[Required work] Every line of the data that contains the string "color" must be copied.

### Dataset content ###

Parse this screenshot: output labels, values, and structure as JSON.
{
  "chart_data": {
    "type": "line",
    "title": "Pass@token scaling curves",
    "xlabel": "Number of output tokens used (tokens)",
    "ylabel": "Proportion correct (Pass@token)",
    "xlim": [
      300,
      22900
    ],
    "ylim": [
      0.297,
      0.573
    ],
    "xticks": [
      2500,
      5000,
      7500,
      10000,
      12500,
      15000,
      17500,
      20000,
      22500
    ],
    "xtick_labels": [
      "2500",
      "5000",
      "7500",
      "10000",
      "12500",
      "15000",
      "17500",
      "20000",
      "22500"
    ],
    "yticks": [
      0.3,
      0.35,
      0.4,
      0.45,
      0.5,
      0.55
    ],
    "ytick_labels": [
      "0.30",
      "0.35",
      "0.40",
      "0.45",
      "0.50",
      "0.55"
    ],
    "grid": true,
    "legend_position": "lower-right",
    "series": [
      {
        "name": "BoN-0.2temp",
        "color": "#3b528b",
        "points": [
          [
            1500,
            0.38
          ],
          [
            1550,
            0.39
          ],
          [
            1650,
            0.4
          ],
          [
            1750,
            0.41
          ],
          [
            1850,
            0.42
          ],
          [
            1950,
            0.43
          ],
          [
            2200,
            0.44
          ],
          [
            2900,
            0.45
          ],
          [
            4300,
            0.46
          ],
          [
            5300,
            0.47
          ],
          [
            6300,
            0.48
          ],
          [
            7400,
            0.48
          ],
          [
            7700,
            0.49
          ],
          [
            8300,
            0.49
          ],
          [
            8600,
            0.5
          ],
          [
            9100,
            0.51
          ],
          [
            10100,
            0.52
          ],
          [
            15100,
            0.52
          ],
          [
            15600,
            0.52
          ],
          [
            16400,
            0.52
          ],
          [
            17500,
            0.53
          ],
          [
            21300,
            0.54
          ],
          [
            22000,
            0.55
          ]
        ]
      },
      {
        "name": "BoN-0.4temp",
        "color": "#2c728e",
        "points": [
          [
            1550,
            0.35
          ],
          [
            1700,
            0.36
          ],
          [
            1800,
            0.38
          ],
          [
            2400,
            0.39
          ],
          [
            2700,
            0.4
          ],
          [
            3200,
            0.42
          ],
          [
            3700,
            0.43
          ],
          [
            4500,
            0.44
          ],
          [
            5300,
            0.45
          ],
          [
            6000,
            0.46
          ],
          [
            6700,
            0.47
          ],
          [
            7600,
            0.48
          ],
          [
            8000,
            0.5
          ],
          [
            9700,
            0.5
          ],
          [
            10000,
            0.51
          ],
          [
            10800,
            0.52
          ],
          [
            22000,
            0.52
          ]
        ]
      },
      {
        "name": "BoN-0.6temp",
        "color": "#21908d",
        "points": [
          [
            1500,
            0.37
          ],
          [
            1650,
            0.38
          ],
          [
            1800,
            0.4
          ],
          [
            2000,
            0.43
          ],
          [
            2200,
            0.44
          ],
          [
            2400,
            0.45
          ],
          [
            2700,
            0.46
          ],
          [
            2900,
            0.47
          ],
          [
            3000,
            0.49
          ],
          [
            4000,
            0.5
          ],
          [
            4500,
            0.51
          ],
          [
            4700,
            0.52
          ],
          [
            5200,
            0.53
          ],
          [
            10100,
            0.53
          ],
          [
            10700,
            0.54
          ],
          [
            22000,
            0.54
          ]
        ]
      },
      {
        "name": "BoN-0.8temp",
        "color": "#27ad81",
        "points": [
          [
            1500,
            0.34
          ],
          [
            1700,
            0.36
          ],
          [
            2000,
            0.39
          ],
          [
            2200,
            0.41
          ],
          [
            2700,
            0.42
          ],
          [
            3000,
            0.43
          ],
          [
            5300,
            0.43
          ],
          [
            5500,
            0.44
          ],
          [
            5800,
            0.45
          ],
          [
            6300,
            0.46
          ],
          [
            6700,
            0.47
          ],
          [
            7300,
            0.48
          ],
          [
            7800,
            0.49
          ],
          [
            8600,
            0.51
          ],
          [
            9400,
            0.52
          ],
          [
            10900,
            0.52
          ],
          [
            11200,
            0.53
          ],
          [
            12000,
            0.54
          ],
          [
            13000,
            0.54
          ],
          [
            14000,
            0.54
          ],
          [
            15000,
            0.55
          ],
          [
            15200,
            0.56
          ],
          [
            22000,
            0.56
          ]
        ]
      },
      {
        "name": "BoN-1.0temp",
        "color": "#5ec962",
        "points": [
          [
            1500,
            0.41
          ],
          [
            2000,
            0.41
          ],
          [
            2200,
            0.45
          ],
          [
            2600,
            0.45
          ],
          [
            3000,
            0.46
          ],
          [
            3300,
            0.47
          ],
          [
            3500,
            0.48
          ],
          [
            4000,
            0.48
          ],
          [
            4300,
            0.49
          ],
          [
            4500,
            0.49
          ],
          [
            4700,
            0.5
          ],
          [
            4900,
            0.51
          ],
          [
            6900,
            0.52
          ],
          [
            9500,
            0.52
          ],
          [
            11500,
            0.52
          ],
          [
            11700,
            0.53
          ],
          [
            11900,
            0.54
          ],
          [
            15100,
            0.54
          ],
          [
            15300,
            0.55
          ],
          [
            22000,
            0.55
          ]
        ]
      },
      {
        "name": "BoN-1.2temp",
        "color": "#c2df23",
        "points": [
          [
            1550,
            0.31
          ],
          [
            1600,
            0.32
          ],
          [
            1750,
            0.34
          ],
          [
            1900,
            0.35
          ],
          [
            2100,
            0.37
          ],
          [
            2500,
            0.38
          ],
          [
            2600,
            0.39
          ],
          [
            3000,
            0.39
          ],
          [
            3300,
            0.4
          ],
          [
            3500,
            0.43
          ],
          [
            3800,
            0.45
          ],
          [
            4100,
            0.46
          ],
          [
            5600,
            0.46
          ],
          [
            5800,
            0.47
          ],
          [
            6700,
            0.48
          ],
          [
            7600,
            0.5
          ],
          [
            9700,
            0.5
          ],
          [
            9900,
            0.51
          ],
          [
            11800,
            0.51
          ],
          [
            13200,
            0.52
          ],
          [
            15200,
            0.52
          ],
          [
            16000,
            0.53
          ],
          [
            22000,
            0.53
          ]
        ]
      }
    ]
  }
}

###

[Final answer]
        "color": "#3b528b",
        "color": "#2c728e",
        "color": "#21908d",
        "color": "#27ad81",
        "color": "#5ec962",
        "color": "#c2df23",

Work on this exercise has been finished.